WHAT TO WORK ON -
1/ Copy the Denbighshire text word for word, from "Other principal areas" up to and including "of Glyndŵr district.".
2/ Write the next part of the Denbighshire county text, picking up after the point where it stops.

TEXT EXCERPT -
────

Denbighshire ( ;  ) is a county in the north-east of Wales. Its borders differ from the historic county of the same name. This part of Wales contains the country's oldest known evidence of habitation – Pontnewydd (Bontnewydd-Llanelwy) Palaeolithic site has Neanderthal remains of some 225,000 years ago. Castles include Denbigh, Rhuddlan, Rhyl, Prestatyn, Trefnant, Llangollen and Ruthin, Castell Dinas Bran, Bodelwyddan and St Asaph Cathedral.

Denbighshire is bounded by coastline to the north and hills to the east, south and west. The River Clwyd follows a broad valley with little industry: crops appear in the Vale of Clwyd and cattle and sheep in the uplands. The coast attracts summer visitors; hikers frequent the Clwydian Range, part of the Clwydian Range and Dee Valley Area of Outstanding Natural Beauty. Llangollen International Musical Eisteddfod takes place each July.

Formation
The main area was formed on 1 April 1996 under the Local Government (Wales) Act 1994, from various parts of the county of Clwyd. It includes the district of Rhuddlan (formed in 1974 entirely from Flintshire), the communities of Trefnant and Cefn Meiriadog from the district of Colwyn (entirely Denbighshire) and most of the Glyndŵr district. The last includes the former Edeyrnion Rural District, part of the administrative county of Merionethshire before 1974, covering the parishes of Betws Gwerfil Goch, Corwen, Gwyddelwern, Llangar, Llandrillo yn Edeirnion and Llansanffraid.

Other principal areas including part of historical Denbighshire are Conwy, which picked up the remainder of 1974–1996 Colwyn, the Denbighshire parts of 1974–1996 Aberconwy, and Wrexham, which corresponds to the pre-1974 borough of Wrexham along with most of Wrexham Rural District and several parishes of Glyndŵr. Post-1996 Powys includes the historically Denbighshire parishes of Llanrhaeadr-ym-Mochnant, Llansilin and Llangedwyn, which formed part of Glyndŵr district.

Early history
Researchers have found signs that Denbighshire was inhabited at least 225,000 years ago. Bontnewydd Palaeolithic site is one of the most significant in Britain. Hominid remains of probable Neanderthals have been found, along with stone tools from the later Middle Pleistocene.

Archaeology
In 2021 February, archaeologists from Aeon Archaeology announced a discovery of over 300 Stone Age tools and artifacts in Rhuddlan. They revealed scrapers, microliths, flakes of chert (a hard, fine-grained, sedimentary rock composed of microcrystalline or cryptocrystalline quartz), flints and other rudimentary tools. An expert, Richard Cooke, believes the lithic remains belonged to ancient peoples, who while passing through the area, made camp by the river more than 9,000 years ago.

Geography
See also List of places in Denbighshire.

────

ITEMS -

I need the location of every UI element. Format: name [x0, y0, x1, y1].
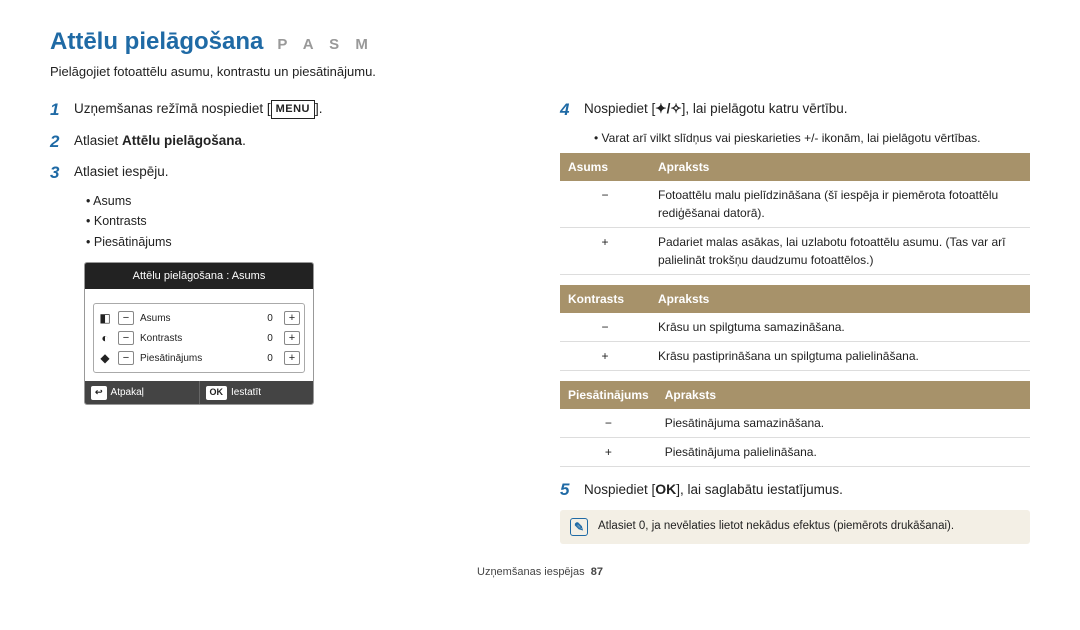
- menu-icon: MENU: [271, 100, 315, 119]
- back-key-icon: ↩: [91, 386, 107, 400]
- plus-button[interactable]: +: [284, 311, 300, 325]
- row-label: Piesātinājums: [140, 351, 256, 366]
- table-row: +Piesātinājuma palielināšana.: [560, 437, 1030, 466]
- table-row: +Padariet malas asākas, lai uzlabotu fot…: [560, 227, 1030, 274]
- minus-button[interactable]: −: [118, 311, 134, 325]
- step-number: 4: [560, 97, 576, 123]
- step-text: Nospiediet [: [584, 101, 655, 116]
- info-note: ✎ Atlasiet 0, ja nevēlaties lietot nekād…: [560, 510, 1030, 544]
- step-number: 2: [50, 129, 66, 155]
- cell-desc: Piesātinājuma samazināšana.: [657, 409, 1030, 438]
- table-row: −Krāsu un spilgtuma samazināšana.: [560, 313, 1030, 342]
- step-text-bold: Attēlu pielāgošana: [122, 133, 242, 148]
- minus-button[interactable]: −: [118, 351, 134, 365]
- screenshot-footer: ↩ Atpakaļ OKIestatīt: [85, 381, 313, 404]
- list-item: Piesātinājums: [86, 233, 520, 252]
- cell-sign: +: [560, 227, 650, 274]
- plus-button[interactable]: +: [284, 331, 300, 345]
- table-contrast: KontrastsApraksts −Krāsu un spilgtuma sa…: [560, 285, 1030, 371]
- cell-desc: Fotoattēlu malu pielīdzināšana (šī iespē…: [650, 181, 1030, 228]
- th-option: Piesātinājums: [560, 381, 657, 409]
- th-option: Kontrasts: [560, 285, 650, 313]
- mode-indicator: P A S M: [277, 36, 373, 53]
- adjust-row-saturation: ◆ − Piesātinājums 0 +: [98, 348, 300, 368]
- step-text: ].: [315, 101, 323, 116]
- note-icon: ✎: [570, 518, 588, 536]
- adjust-panel: ◧ − Asums 0 + ◐ − Kontrasts 0 +: [93, 303, 305, 373]
- row-value: 0: [262, 351, 278, 366]
- list-item: Asums: [86, 192, 520, 211]
- table-row: −Piesātinājuma samazināšana.: [560, 409, 1030, 438]
- row-label: Asums: [140, 311, 256, 326]
- step-text: Nospiediet [: [584, 482, 655, 497]
- screenshot-header: Attēlu pielāgošana : Asums: [85, 263, 313, 290]
- option-list: Asums Kontrasts Piesātinājums: [86, 192, 520, 252]
- ok-label: Iestatīt: [231, 385, 261, 400]
- camera-screenshot: Attēlu pielāgošana : Asums ◧ − Asums 0 +…: [84, 262, 314, 406]
- minus-button[interactable]: −: [118, 331, 134, 345]
- back-label: Atpakaļ: [111, 385, 144, 400]
- adjust-row-contrast: ◐ − Kontrasts 0 +: [98, 328, 300, 348]
- sharpness-icon: ◧: [98, 309, 112, 327]
- th-desc: Apraksts: [650, 285, 1030, 313]
- step-2: 2 Atlasiet Attēlu pielāgošana.: [50, 129, 520, 155]
- step-text: Atlasiet iespēju.: [74, 160, 169, 182]
- table-sharpness: AsumsApraksts −Fotoattēlu malu pielīdzin…: [560, 153, 1030, 275]
- step-1: 1 Uzņemšanas režīmā nospiediet [MENU].: [50, 97, 520, 123]
- row-label: Kontrasts: [140, 331, 256, 346]
- page-subtitle: Pielāgojiet fotoattēlu asumu, kontrastu …: [50, 64, 1030, 79]
- step-4: 4 Nospiediet [✦/✧], lai pielāgotu katru …: [560, 97, 1030, 123]
- contrast-icon: ◐: [98, 329, 112, 347]
- list-item: Kontrasts: [86, 212, 520, 231]
- step-3: 3 Atlasiet iespēju.: [50, 160, 520, 186]
- page-footer: Uzņemšanas iespējas 87: [50, 566, 1030, 578]
- table-row: −Fotoattēlu malu pielīdzināšana (šī iesp…: [560, 181, 1030, 228]
- cell-desc: Krāsu un spilgtuma samazināšana.: [650, 313, 1030, 342]
- adjust-row-sharpness: ◧ − Asums 0 +: [98, 308, 300, 328]
- step-text: .: [242, 133, 246, 148]
- note-text: Atlasiet 0, ja nevēlaties lietot nekādus…: [598, 518, 954, 536]
- plus-button[interactable]: +: [284, 351, 300, 365]
- th-desc: Apraksts: [650, 153, 1030, 181]
- step-number: 5: [560, 477, 576, 503]
- step-number: 3: [50, 160, 66, 186]
- cell-desc: Piesātinājuma palielināšana.: [657, 437, 1030, 466]
- cell-sign: +: [560, 341, 650, 370]
- cell-sign: −: [560, 313, 650, 342]
- step-number: 1: [50, 97, 66, 123]
- adjust-symbols-icon: ✦/✧: [655, 101, 681, 116]
- th-option: Asums: [560, 153, 650, 181]
- page-title: Attēlu pielāgošana: [50, 28, 263, 56]
- ok-icon: OK: [655, 481, 676, 497]
- ok-key-icon: OK: [206, 386, 228, 400]
- step-4-note: Varat arī vilkt slīdņus vai pieskarietie…: [594, 129, 1030, 147]
- cell-desc: Krāsu pastiprināšana un spilgtuma paliel…: [650, 341, 1030, 370]
- step-text: Uzņemšanas režīmā nospiediet [: [74, 101, 271, 116]
- step-5: 5 Nospiediet [OK], lai saglabātu iestatī…: [560, 477, 1030, 503]
- page-number: 87: [591, 566, 603, 578]
- step-text: ], lai saglabātu iestatījumus.: [676, 482, 843, 497]
- cell-sign: +: [560, 437, 657, 466]
- table-saturation: PiesātinājumsApraksts −Piesātinājuma sam…: [560, 381, 1030, 467]
- step-text: Atlasiet: [74, 133, 122, 148]
- row-value: 0: [262, 311, 278, 326]
- step-text: ], lai pielāgotu katru vērtību.: [682, 101, 848, 116]
- cell-desc: Padariet malas asākas, lai uzlabotu foto…: [650, 227, 1030, 274]
- saturation-icon: ◆: [98, 349, 112, 367]
- table-row: +Krāsu pastiprināšana un spilgtuma palie…: [560, 341, 1030, 370]
- row-value: 0: [262, 331, 278, 346]
- cell-sign: −: [560, 409, 657, 438]
- th-desc: Apraksts: [657, 381, 1030, 409]
- footer-text: Uzņemšanas iespējas: [477, 566, 585, 578]
- cell-sign: −: [560, 181, 650, 228]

────

SET OF ANSWERS -
1/
Other principal areas including part of historical Denbighshire are Conwy, which picked up the remainder of 1974–1996 Colwyn, the Denbighshire parts of 1974–1996 Aberconwy, and Wrexham, which corresponds to the pre-1974 borough of Wrexham along with most of Wrexham Rural District and several parishes of Glyndŵr. Post-1996 Powys includes the historically Denbighshire parishes of Llanrhaeadr-ym-Mochnant, Llansilin and Llangedwyn, which formed part of Glyndŵr district.

2/
The eastern edge of Denbighshire follows the ridge of the Clwydian Range, with a steep escarpment to the west and a high point at Moel Famau (), which with the upper Dee Valley forms an Area of Outstanding Natural Beauty, the Clwydian Range and Dee Valley – one of just five in the Wales. The Denbigh Moors (Mynydd Hiraethog) are in the west of the county and the Berwyn Range adjacent to the southern edge. The River Clwyd has a broad fertile Vale running from south–north in the centre of the county. There is a narrow coastal plain in the north which much residential and holiday-trade development. The highest point in the historic county was Cadair Berwyn at ), but the boundary changes since 1974 make Cadair Berwyn North Top the highest point. Denbighshire borders the present-day principal areas of Gwynedd, Conwy County Borough, Flintshire, Wrexham County Borough, and Powys.

Population
According to the 2021 United Kingdom census, Denbighshire's population was approximately 95,800. According to previous censuses, the population size of Denbighshire was 93,734 in 2011 and 93,065 in 2001. The largest towns on the coast are Rhyl (2001 population c. 25,000) and Prestatyn (2001 population c. 18,000). According to the 2011 Census returns, 24.6 per cent stated they could speak Welsh.

Economy
Since the 20th-century demise of the coal and steel industries in the Wrexham area, there is no heavy industry in the county. Although most towns have small industrial parks or estates for light industry, the economy is based on agriculture and tourism. Much of the working population is employed in the service sector. The uplands support sheep and beef cattle rearing, while in the Vale of Clwyd dairy farming and wheat and barley crops predominate. Many towns have livestock markets and farming supports farm machinery merchants, vets, feed merchants, contractors and other ancillaries. With their incomes on the decline, farmers have found opportunities in tourism, rural crafts, specialist food shops, farmers' markets and value-added food products.

The upland areas with their sheep farms and small, stone-walled fields are attractive to visitors. Redundant farm buildings are often converted into self-catering accommodation, while many farmhouses supply bed and breakfast. The travel trade began with the arrival of the coast railway in the mid-19th century, opening up the area to Merseyside. This led to a boom in seaside guest houses. More recently, caravan sites and holiday villages have thrived and ownership of holiday homes increased. Initiatives to boost the economy of North Wales continue, including redevelopment of the Rhyl seafront and funfair.

Transport
The North Wales Coast Line running from Crewe to Holyhead is served by Transport for Wales and Avanti West Coast services. Trains leaving Crewe to pass through Chester, cross the River Dee into Wales, and continue through Flint, Shotton, Holywell Junction (closed in 1966), Prestatyn, Rhyl, and stations to Bangor and Holyhead, which has a ferry service to Ireland.

There are no motorways in Denbighshire. The A55 dual carriageway runs from Chester through St Asaph to the North Wales coast at Abergele, then parallel to the railway through Conwy and Bangor to Holyhead. The A548 run from Chester to Abergele through Deeside and along the coast, before leaving the coast and terminating at Llanrwst. The main road from London, the A5, passes north-westwards through Llangollen, Corwen and Betws-y-Coed to join the A55 and terminate at Bangor. The A543 crosses the Denbigh Moors from south-east to north-west, and the A525 links Ruthin with St Asaph.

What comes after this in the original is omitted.